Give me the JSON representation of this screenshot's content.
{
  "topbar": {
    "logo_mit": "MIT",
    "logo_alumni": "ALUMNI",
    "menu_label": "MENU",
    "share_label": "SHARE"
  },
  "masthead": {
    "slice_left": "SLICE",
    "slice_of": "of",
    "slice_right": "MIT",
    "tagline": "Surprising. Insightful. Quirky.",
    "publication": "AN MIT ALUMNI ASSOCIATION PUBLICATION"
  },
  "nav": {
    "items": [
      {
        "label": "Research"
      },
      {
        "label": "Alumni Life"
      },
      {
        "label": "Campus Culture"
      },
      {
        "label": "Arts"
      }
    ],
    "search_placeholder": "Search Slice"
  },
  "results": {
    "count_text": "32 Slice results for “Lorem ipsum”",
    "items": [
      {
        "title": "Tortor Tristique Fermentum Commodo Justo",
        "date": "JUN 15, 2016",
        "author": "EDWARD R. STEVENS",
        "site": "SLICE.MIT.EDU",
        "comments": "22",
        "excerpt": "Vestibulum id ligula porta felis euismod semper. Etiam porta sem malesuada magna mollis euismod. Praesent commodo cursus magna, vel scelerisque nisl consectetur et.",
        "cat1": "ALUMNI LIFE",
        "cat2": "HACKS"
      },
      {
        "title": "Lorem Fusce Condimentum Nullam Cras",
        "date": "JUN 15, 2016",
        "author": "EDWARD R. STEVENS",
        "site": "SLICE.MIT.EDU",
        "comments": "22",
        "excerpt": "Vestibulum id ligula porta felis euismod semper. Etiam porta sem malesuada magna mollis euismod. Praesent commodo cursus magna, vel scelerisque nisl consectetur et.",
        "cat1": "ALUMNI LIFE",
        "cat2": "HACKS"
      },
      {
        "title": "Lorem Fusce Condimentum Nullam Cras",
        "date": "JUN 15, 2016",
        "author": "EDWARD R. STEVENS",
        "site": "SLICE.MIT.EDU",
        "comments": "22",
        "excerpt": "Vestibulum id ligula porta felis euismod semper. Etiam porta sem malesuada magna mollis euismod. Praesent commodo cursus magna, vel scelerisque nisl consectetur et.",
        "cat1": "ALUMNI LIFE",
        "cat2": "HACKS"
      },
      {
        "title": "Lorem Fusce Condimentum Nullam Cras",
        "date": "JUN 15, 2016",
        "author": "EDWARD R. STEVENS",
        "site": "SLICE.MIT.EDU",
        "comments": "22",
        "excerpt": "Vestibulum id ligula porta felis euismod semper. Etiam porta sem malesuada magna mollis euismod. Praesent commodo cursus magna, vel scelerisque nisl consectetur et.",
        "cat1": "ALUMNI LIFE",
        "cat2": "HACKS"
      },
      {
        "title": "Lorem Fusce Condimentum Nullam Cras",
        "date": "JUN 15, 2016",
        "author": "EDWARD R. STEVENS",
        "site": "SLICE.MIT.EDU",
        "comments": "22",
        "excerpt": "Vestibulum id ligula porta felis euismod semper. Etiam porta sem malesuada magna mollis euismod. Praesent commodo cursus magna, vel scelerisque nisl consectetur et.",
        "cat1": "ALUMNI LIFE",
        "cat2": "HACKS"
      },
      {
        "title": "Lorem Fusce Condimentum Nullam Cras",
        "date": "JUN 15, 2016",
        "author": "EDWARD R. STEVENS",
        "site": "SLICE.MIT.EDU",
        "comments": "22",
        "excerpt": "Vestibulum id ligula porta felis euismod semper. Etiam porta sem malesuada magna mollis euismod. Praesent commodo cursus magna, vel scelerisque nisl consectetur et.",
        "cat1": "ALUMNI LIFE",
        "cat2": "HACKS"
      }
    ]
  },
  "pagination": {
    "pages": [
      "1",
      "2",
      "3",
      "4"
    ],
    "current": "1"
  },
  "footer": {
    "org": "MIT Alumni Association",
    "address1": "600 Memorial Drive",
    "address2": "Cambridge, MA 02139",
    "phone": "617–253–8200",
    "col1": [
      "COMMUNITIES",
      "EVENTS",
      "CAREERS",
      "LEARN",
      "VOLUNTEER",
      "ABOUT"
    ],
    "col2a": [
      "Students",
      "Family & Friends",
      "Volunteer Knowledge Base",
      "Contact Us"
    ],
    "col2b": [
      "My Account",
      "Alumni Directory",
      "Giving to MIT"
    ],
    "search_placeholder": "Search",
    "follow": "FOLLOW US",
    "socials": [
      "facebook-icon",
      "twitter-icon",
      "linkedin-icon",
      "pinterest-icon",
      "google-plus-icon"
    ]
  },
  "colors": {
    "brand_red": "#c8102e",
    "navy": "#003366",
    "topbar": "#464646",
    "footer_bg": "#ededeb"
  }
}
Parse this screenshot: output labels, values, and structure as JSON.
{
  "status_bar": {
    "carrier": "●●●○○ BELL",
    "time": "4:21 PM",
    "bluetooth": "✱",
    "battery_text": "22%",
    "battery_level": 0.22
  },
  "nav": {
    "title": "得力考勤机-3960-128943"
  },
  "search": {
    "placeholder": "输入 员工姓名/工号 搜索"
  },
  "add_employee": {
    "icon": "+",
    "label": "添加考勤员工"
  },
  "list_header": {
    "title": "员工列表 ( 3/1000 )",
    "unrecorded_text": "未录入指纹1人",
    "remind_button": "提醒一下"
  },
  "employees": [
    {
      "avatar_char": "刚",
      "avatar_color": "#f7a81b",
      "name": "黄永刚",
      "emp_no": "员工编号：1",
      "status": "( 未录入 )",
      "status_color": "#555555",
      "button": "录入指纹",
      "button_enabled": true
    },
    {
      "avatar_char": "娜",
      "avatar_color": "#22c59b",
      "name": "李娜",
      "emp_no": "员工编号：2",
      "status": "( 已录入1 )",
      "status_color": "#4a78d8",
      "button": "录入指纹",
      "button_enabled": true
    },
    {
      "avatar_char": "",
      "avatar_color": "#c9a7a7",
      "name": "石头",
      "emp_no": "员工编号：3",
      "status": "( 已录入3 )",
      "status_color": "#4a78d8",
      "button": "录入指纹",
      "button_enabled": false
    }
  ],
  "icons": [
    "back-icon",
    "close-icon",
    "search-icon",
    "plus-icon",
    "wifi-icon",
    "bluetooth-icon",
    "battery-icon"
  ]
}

__Task__: In the records above, how many lines include the string "results"? Answer with only the number.

__Answer for the task__: 2